**Written problem**:
From the entries below, work out the number of lines that hold the word "with", and give that number alone.

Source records

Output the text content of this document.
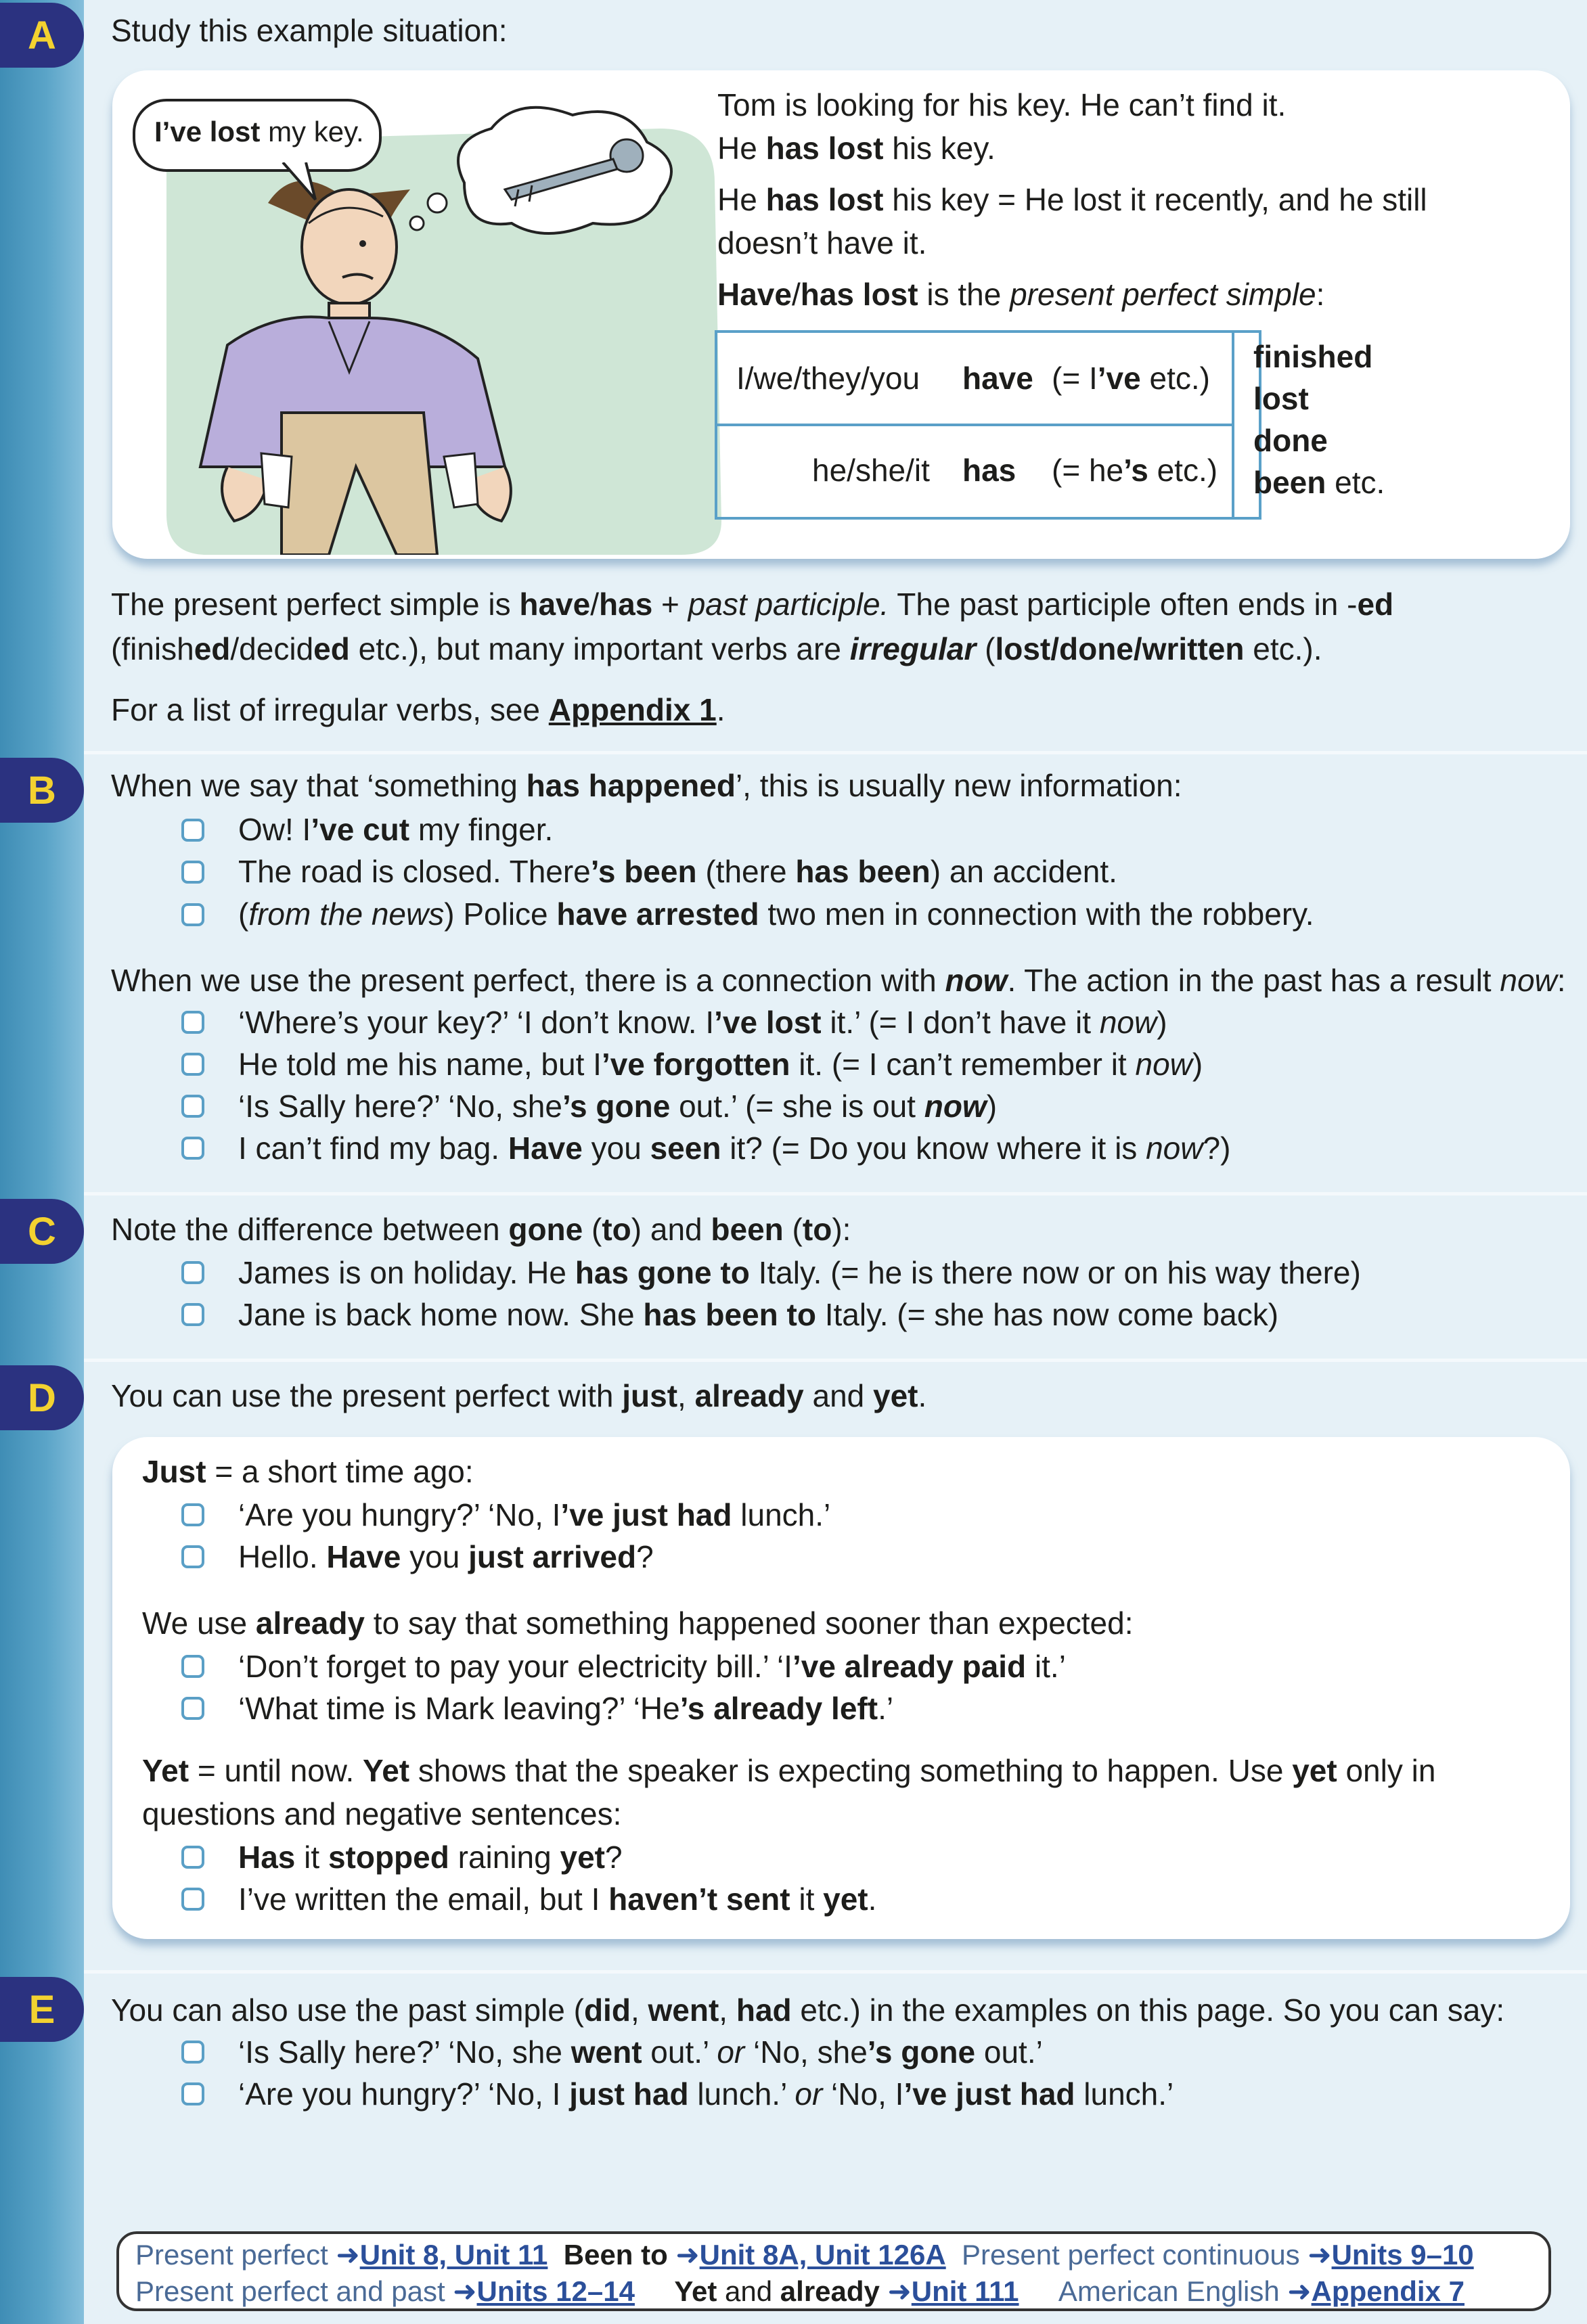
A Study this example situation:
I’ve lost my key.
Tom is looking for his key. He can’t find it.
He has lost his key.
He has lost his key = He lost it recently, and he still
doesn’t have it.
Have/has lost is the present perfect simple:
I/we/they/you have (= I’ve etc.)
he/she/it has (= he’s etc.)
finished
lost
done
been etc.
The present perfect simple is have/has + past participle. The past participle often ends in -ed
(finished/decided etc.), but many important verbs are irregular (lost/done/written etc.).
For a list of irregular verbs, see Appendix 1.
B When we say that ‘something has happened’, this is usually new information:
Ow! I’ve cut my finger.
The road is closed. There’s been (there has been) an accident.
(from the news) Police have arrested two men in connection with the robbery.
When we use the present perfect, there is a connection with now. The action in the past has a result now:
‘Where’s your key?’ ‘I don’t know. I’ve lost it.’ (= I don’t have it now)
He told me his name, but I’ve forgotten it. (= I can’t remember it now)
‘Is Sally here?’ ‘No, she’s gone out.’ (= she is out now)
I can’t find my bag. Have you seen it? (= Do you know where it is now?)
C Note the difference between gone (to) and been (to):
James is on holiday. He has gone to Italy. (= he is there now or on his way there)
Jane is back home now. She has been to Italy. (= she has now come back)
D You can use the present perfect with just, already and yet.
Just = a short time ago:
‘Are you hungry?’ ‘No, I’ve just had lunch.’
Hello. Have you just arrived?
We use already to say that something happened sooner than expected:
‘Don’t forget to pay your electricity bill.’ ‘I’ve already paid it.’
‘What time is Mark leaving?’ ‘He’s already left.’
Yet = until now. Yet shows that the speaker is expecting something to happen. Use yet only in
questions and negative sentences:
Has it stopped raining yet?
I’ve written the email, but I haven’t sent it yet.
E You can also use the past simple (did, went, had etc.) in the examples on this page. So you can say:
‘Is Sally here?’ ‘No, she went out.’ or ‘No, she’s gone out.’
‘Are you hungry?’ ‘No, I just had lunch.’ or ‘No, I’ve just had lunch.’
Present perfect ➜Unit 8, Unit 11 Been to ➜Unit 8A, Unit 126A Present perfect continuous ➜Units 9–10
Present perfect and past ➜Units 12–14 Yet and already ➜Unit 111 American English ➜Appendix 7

**Written response**:
3